• _SUPPLIED RECORDS_

-- start --

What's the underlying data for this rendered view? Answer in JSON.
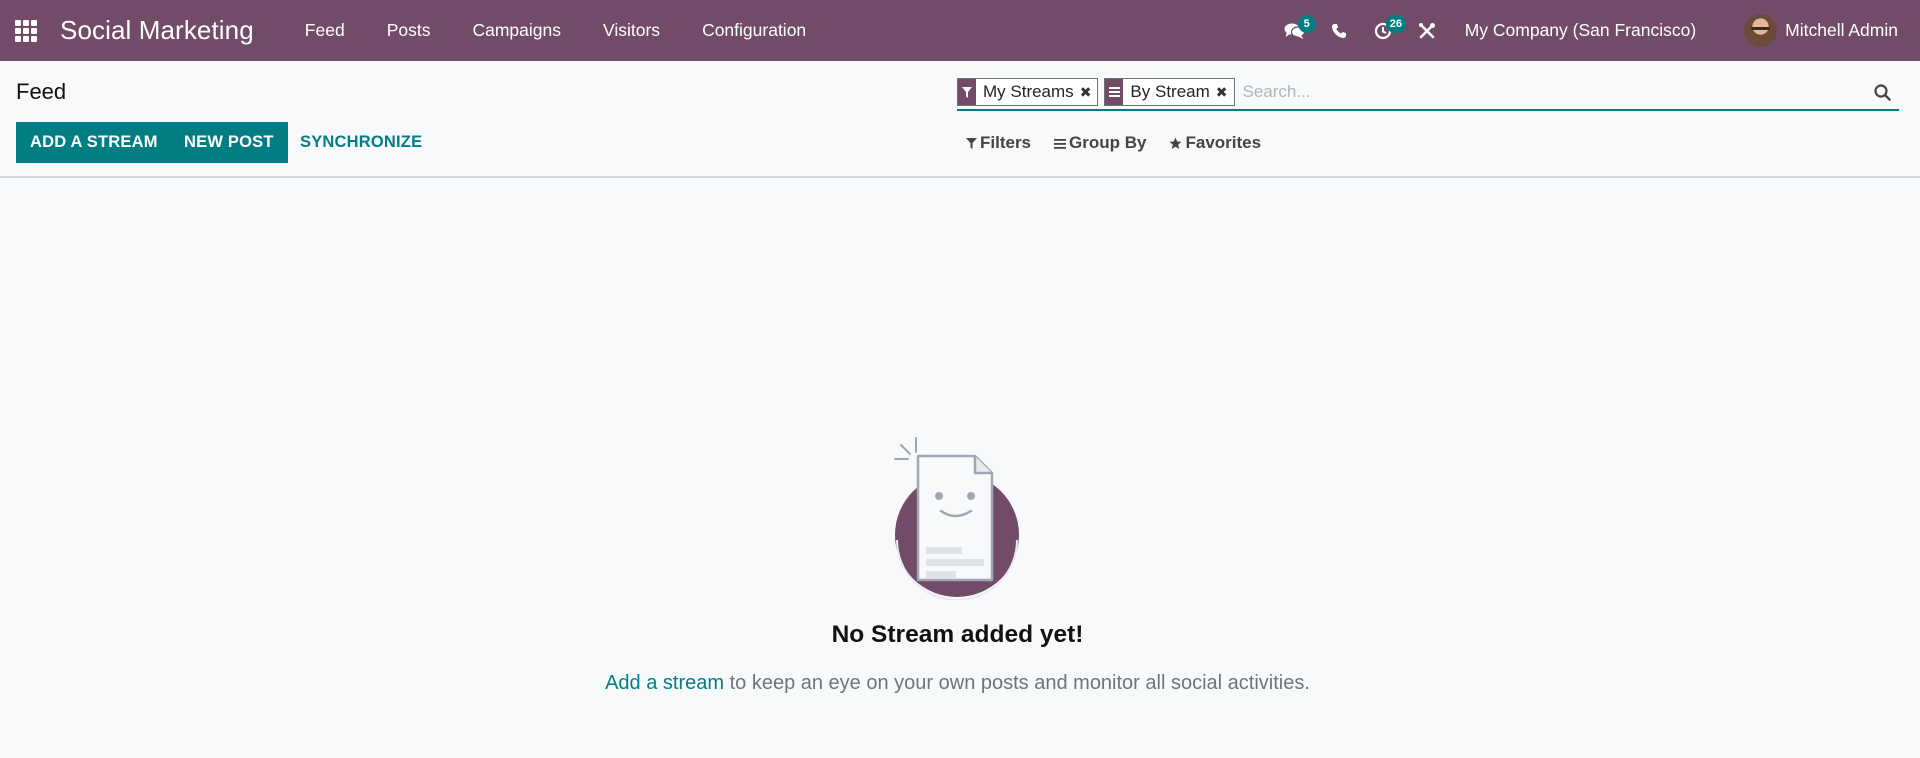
{
  "app": {
    "name": "Social Marketing",
    "menu": [
      "Feed",
      "Posts",
      "Campaigns",
      "Visitors",
      "Configuration"
    ]
  },
  "systray": {
    "messages_count": "5",
    "activities_count": "26",
    "company": "My Company (San Francisco)",
    "user": "Mitchell Admin",
    "icons": [
      "chat-icon",
      "phone-icon",
      "clock-icon",
      "tools-icon"
    ]
  },
  "control_panel": {
    "title": "Feed",
    "buttons": {
      "add_stream": "ADD A STREAM",
      "new_post": "NEW POST",
      "synchronize": "SYNCHRONIZE"
    },
    "search": {
      "facets": [
        {
          "icon": "filter-icon",
          "label": "My Streams"
        },
        {
          "icon": "group-by-icon",
          "label": "By Stream"
        }
      ],
      "placeholder": "Search..."
    },
    "options": {
      "filters": "Filters",
      "group_by": "Group By",
      "favorites": "Favorites"
    }
  },
  "empty_state": {
    "title": "No Stream added yet!",
    "link": "Add a stream",
    "text": " to keep an eye on your own posts and monitor all social activities."
  },
  "colors": {
    "brand": "#714b67",
    "accent": "#017e84",
    "background": "#f8f9fa"
  }
}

-- end --

• _GOAL_
Please write out all of the material above without changing a word, and omit any pictures.

• _TASK ANSWER_
What's the underlying data for this rendered view? Answer in JSON.
{
  "app": {
    "name": "Social Marketing",
    "menu": [
      "Feed",
      "Posts",
      "Campaigns",
      "Visitors",
      "Configuration"
    ]
  },
  "systray": {
    "messages_count": "5",
    "activities_count": "26",
    "company": "My Company (San Francisco)",
    "user": "Mitchell Admin",
    "icons": [
      "chat-icon",
      "phone-icon",
      "clock-icon",
      "tools-icon"
    ]
  },
  "control_panel": {
    "title": "Feed",
    "buttons": {
      "add_stream": "ADD A STREAM",
      "new_post": "NEW POST",
      "synchronize": "SYNCHRONIZE"
    },
    "search": {
      "facets": [
        {
          "icon": "filter-icon",
          "label": "My Streams"
        },
        {
          "icon": "group-by-icon",
          "label": "By Stream"
        }
      ],
      "placeholder": "Search..."
    },
    "options": {
      "filters": "Filters",
      "group_by": "Group By",
      "favorites": "Favorites"
    }
  },
  "empty_state": {
    "title": "No Stream added yet!",
    "link": "Add a stream",
    "text": " to keep an eye on your own posts and monitor all social activities."
  },
  "colors": {
    "brand": "#714b67",
    "accent": "#017e84",
    "background": "#f8f9fa"
  }
}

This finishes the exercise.